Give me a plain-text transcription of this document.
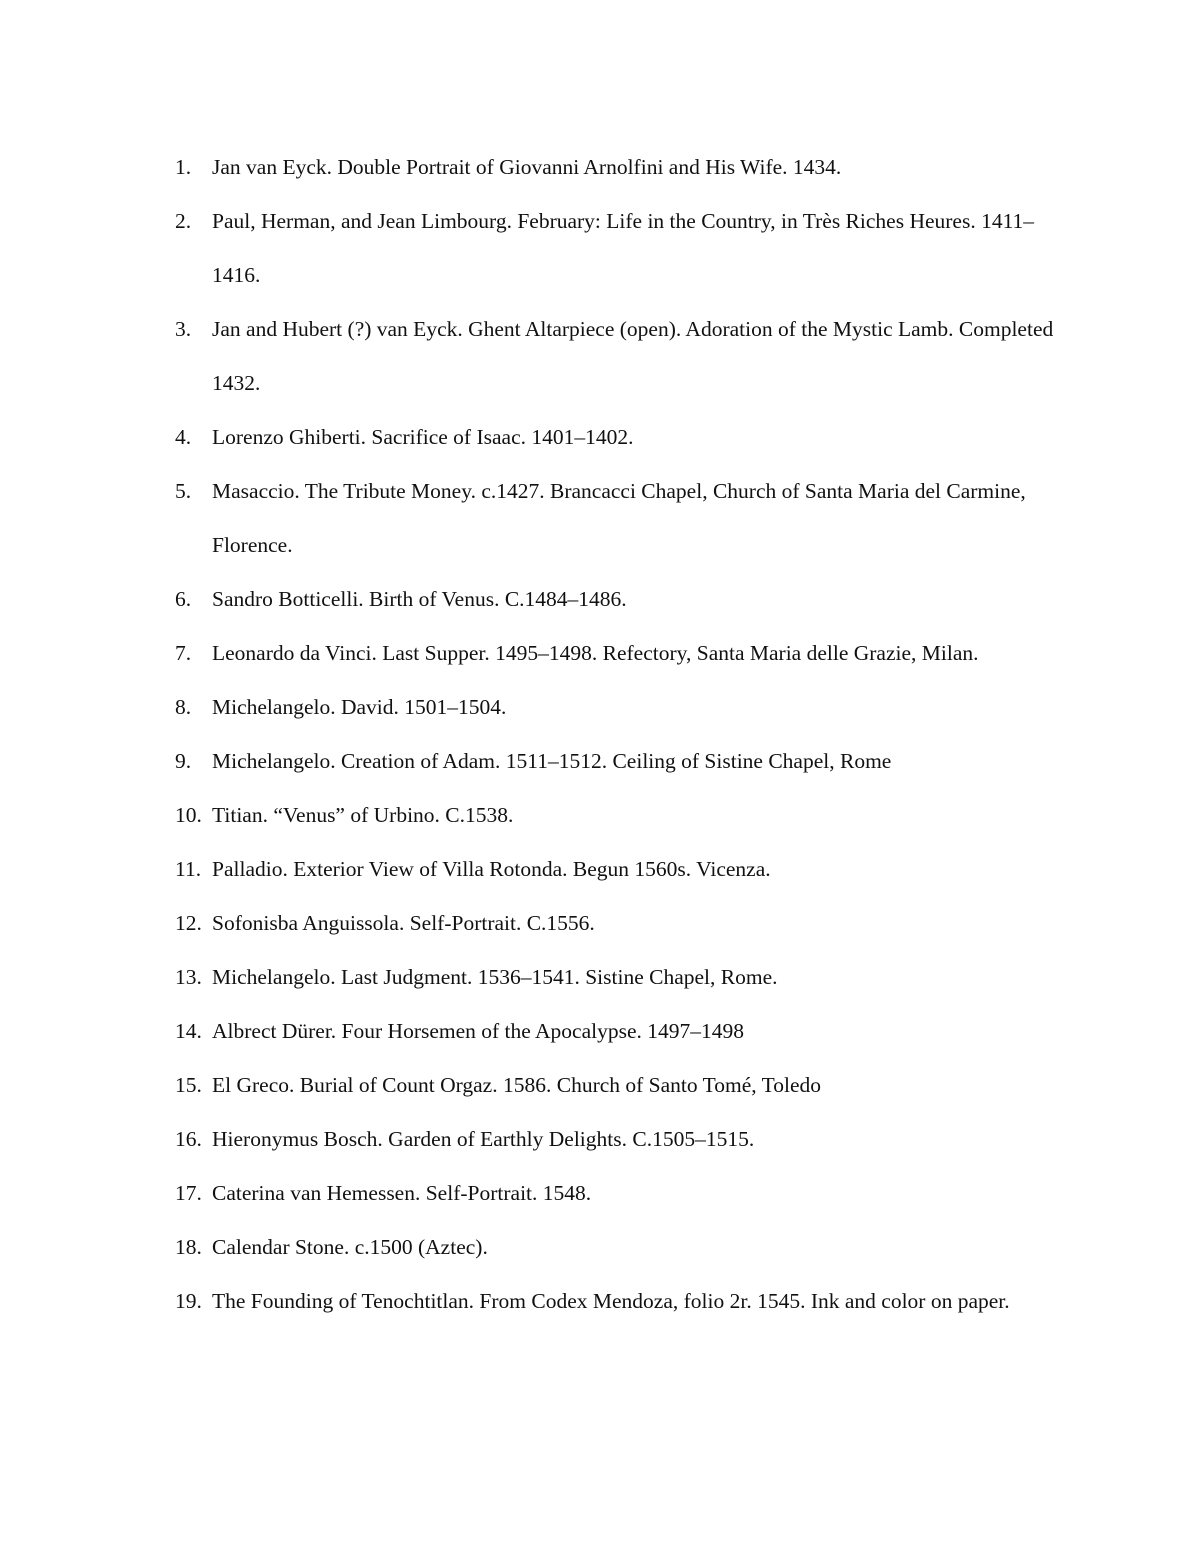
1. Jan van Eyck. Double Portrait of Giovanni Arnolfini and His Wife. 1434.
2. Paul, Herman, and Jean Limbourg. February: Life in the Country, in Très Riches Heures. 1411–1416.
3. Jan and Hubert (?) van Eyck. Ghent Altarpiece (open). Adoration of the Mystic Lamb. Completed 1432.
4. Lorenzo Ghiberti. Sacrifice of Isaac. 1401–1402.
5. Masaccio. The Tribute Money. c.1427. Brancacci Chapel, Church of Santa Maria del Carmine, Florence.
6. Sandro Botticelli. Birth of Venus. C.1484–1486.
7. Leonardo da Vinci. Last Supper. 1495–1498. Refectory, Santa Maria delle Grazie, Milan.
8. Michelangelo. David. 1501–1504.
9. Michelangelo. Creation of Adam. 1511–1512. Ceiling of Sistine Chapel, Rome
10. Titian. “Venus” of Urbino. C.1538.
11. Palladio. Exterior View of Villa Rotonda. Begun 1560s. Vicenza.
12. Sofonisba Anguissola. Self-Portrait. C.1556.
13. Michelangelo. Last Judgment. 1536–1541. Sistine Chapel, Rome.
14. Albrect Dürer. Four Horsemen of the Apocalypse. 1497–1498
15. El Greco. Burial of Count Orgaz. 1586. Church of Santo Tomé, Toledo
16. Hieronymus Bosch. Garden of Earthly Delights. C.1505–1515.
17. Caterina van Hemessen. Self-Portrait. 1548.
18. Calendar Stone. c.1500 (Aztec).
19. The Founding of Tenochtitlan. From Codex Mendoza, folio 2r. 1545. Ink and color on paper.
-------------------------
### PROBLEM DESCRIPTION
All records must be output exactly as they are, except for the pictures, which are left out.

### COMPLETE ANSWER
Give me a plain-text transcription of this document.
1. Jan van Eyck. Double Portrait of Giovanni Arnolfini and His Wife. 1434.
2. Paul, Herman, and Jean Limbourg. February: Life in the Country, in Très Riches Heures. 1411–1416.
3. Jan and Hubert (?) van Eyck. Ghent Altarpiece (open). Adoration of the Mystic Lamb. Completed 1432.
4. Lorenzo Ghiberti. Sacrifice of Isaac. 1401–1402.
5. Masaccio. The Tribute Money. c.1427. Brancacci Chapel, Church of Santa Maria del Carmine, Florence.
6. Sandro Botticelli. Birth of Venus. C.1484–1486.
7. Leonardo da Vinci. Last Supper. 1495–1498. Refectory, Santa Maria delle Grazie, Milan.
8. Michelangelo. David. 1501–1504.
9. Michelangelo. Creation of Adam. 1511–1512. Ceiling of Sistine Chapel, Rome
10. Titian. “Venus” of Urbino. C.1538.
11. Palladio. Exterior View of Villa Rotonda. Begun 1560s. Vicenza.
12. Sofonisba Anguissola. Self-Portrait. C.1556.
13. Michelangelo. Last Judgment. 1536–1541. Sistine Chapel, Rome.
14. Albrect Dürer. Four Horsemen of the Apocalypse. 1497–1498
15. El Greco. Burial of Count Orgaz. 1586. Church of Santo Tomé, Toledo
16. Hieronymus Bosch. Garden of Earthly Delights. C.1505–1515.
17. Caterina van Hemessen. Self-Portrait. 1548.
18. Calendar Stone. c.1500 (Aztec).
19. The Founding of Tenochtitlan. From Codex Mendoza, folio 2r. 1545. Ink and color on paper.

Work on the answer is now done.